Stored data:

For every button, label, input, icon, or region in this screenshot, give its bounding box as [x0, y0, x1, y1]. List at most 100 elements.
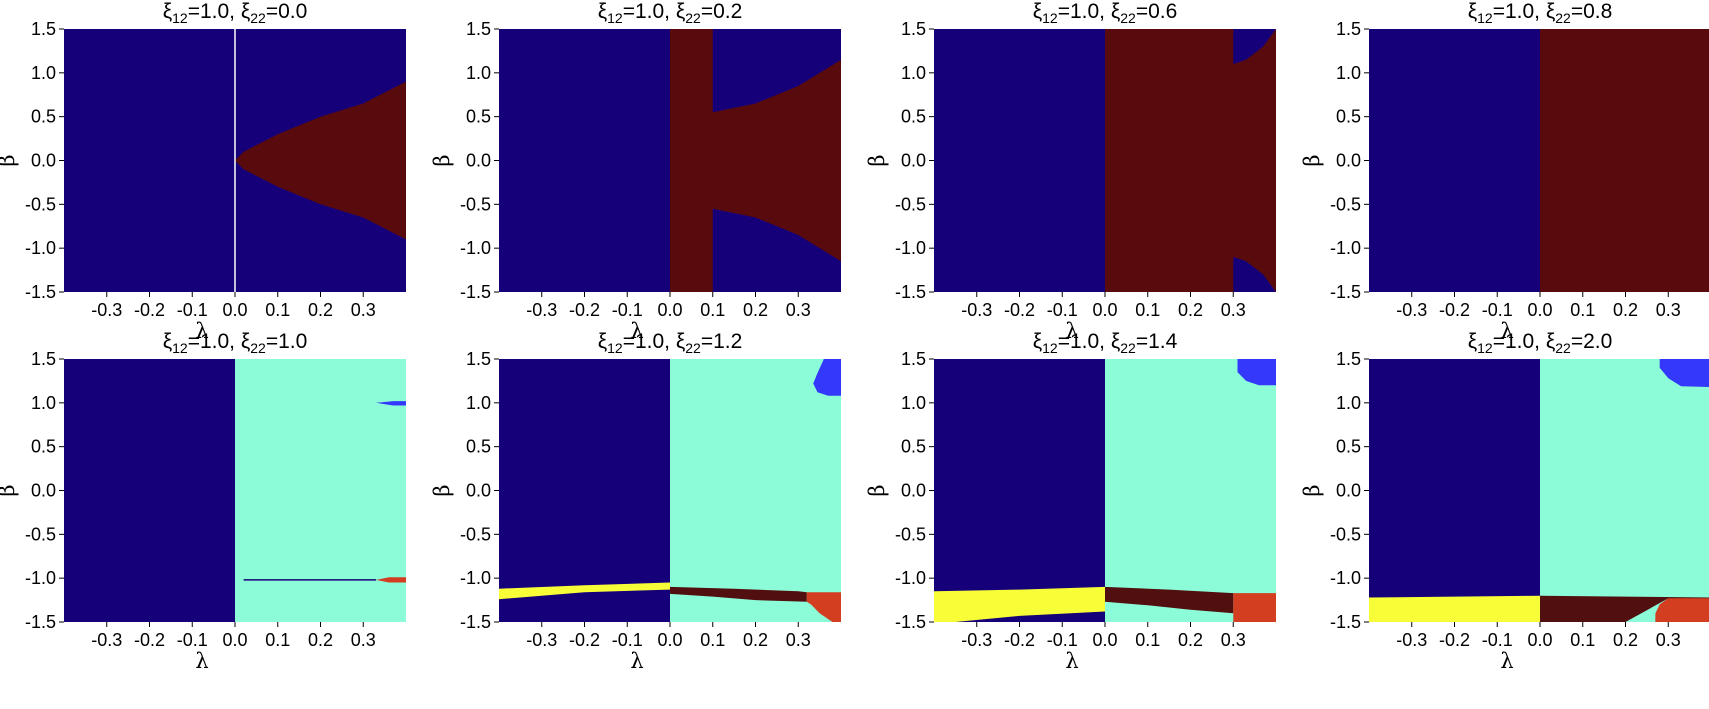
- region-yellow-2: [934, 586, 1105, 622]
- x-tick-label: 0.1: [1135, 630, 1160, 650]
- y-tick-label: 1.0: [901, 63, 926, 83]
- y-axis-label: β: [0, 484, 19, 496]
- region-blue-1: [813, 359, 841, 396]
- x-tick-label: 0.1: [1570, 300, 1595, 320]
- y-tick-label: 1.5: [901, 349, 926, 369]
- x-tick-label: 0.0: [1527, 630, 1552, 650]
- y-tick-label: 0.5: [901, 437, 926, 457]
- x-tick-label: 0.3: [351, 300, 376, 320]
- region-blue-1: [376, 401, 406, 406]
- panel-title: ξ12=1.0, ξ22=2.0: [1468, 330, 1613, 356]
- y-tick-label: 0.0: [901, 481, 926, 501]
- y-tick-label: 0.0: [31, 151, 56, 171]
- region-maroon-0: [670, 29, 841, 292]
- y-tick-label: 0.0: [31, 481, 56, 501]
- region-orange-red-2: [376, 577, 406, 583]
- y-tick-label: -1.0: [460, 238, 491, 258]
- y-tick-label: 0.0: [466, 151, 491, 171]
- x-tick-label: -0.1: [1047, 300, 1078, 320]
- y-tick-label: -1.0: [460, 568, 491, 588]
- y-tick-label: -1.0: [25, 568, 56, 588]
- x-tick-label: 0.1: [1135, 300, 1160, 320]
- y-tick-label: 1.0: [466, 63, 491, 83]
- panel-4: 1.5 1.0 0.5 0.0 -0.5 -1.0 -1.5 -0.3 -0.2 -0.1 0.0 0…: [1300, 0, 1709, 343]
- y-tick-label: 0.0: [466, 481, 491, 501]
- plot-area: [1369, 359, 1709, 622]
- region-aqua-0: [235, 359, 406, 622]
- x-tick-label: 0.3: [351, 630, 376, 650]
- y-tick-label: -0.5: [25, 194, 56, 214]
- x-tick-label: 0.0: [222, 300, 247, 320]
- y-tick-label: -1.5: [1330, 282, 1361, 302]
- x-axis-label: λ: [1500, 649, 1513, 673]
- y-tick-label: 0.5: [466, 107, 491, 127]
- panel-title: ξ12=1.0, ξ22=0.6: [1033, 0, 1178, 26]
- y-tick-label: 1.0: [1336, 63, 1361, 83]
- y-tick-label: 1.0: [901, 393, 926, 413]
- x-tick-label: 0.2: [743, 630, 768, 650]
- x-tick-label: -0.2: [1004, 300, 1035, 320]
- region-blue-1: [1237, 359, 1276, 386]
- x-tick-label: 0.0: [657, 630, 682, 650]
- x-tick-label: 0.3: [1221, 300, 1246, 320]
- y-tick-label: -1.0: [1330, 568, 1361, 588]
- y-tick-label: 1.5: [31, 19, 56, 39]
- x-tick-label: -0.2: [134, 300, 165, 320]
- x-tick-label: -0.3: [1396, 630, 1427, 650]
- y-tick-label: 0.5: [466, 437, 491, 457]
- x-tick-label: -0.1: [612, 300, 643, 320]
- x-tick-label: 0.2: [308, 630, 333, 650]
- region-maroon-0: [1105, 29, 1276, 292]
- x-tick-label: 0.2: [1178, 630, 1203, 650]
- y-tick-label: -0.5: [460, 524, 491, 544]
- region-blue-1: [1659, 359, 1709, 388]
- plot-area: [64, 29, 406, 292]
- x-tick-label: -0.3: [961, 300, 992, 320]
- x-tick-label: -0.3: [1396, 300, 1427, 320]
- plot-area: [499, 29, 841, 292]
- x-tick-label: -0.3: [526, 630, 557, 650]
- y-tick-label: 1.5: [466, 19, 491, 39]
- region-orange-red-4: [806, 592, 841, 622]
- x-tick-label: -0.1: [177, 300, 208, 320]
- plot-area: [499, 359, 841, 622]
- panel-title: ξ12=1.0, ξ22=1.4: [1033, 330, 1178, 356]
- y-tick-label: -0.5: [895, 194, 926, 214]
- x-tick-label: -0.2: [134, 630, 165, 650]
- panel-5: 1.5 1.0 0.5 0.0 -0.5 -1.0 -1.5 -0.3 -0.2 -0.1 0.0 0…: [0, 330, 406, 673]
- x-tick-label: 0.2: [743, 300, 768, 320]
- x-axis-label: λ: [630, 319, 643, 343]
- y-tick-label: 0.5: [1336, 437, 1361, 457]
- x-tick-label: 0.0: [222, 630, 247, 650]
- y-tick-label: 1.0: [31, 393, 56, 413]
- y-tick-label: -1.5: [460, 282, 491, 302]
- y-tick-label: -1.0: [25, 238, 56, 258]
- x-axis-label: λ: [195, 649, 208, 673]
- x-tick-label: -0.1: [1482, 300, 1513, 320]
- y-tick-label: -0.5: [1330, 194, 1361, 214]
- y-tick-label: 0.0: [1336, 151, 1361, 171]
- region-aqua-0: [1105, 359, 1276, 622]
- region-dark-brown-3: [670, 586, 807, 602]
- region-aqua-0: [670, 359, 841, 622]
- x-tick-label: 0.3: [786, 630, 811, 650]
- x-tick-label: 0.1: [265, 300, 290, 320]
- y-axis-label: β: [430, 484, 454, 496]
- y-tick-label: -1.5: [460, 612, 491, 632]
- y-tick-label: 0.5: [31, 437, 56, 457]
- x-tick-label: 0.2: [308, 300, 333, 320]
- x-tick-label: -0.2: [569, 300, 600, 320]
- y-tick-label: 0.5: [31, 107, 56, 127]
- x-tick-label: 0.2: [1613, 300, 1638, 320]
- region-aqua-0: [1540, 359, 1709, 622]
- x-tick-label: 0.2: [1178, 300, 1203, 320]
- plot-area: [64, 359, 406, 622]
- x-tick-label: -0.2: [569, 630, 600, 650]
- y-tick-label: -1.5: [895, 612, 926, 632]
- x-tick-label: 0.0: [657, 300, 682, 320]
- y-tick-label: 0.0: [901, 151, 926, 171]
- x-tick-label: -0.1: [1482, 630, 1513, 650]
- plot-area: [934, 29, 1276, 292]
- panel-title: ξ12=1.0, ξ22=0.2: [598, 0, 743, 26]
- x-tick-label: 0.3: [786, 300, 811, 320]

- **What the exercise asks**:
Please copy the data above exactly, from the line containing "- region-yellow-2: [934, 586, 1105, 622]" up to and including the line containing "- y-tick-label: 0.0: [466, 151, 491, 171]".

- **Full response**:
- region-yellow-2: [934, 586, 1105, 622]
- x-tick-label: 0.1: [1135, 630, 1160, 650]
- y-tick-label: 1.0: [901, 63, 926, 83]
- y-axis-label: β: [0, 484, 19, 496]
- region-blue-1: [813, 359, 841, 396]
- x-tick-label: 0.1: [1570, 300, 1595, 320]
- y-tick-label: 1.5: [901, 349, 926, 369]
- x-tick-label: 0.0: [1527, 630, 1552, 650]
- y-tick-label: 0.5: [901, 437, 926, 457]
- x-tick-label: 0.3: [351, 300, 376, 320]
- region-blue-1: [376, 401, 406, 406]
- panel-title: ξ12=1.0, ξ22=2.0: [1468, 330, 1613, 356]
- y-tick-label: 0.0: [901, 481, 926, 501]
- y-tick-label: 0.0: [31, 151, 56, 171]
- region-maroon-0: [670, 29, 841, 292]
- y-tick-label: 0.0: [31, 481, 56, 501]
- region-orange-red-2: [376, 577, 406, 583]
- y-tick-label: -1.0: [460, 238, 491, 258]
- y-tick-label: 0.0: [466, 151, 491, 171]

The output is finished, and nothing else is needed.